AIM OF THE TASK: Go through the lines below. Copy those with "description".
────────────────
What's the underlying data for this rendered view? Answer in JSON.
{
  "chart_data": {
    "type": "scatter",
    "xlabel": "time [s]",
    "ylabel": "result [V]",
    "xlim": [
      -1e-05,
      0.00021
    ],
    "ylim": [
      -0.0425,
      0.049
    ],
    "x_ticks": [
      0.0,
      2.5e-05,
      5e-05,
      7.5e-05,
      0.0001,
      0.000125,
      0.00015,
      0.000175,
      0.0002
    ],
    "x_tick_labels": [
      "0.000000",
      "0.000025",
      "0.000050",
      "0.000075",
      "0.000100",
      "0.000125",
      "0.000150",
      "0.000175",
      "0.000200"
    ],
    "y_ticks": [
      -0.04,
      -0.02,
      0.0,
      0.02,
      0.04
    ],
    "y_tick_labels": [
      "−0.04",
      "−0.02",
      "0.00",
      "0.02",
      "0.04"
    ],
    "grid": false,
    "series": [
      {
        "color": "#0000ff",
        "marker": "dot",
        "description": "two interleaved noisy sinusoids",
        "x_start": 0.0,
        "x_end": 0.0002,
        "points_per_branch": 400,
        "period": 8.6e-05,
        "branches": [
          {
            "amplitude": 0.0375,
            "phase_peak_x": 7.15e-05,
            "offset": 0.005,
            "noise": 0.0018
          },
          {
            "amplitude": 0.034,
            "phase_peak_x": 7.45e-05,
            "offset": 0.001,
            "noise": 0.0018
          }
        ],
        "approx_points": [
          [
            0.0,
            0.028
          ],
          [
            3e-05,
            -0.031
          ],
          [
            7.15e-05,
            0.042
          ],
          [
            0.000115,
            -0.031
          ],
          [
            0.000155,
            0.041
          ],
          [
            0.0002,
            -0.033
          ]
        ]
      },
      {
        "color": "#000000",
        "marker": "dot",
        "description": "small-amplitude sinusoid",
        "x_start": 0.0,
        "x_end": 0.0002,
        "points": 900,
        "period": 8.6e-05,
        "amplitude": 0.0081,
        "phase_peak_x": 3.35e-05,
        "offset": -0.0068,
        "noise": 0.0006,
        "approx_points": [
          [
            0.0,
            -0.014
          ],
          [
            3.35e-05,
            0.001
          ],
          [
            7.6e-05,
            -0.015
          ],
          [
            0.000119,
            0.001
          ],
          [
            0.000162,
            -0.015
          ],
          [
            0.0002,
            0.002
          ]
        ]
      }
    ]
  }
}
────────────────
COMPLETE RESPONSE:
        "description": "two interleaved noisy sinusoids",
        "description": "small-amplitude sinusoid",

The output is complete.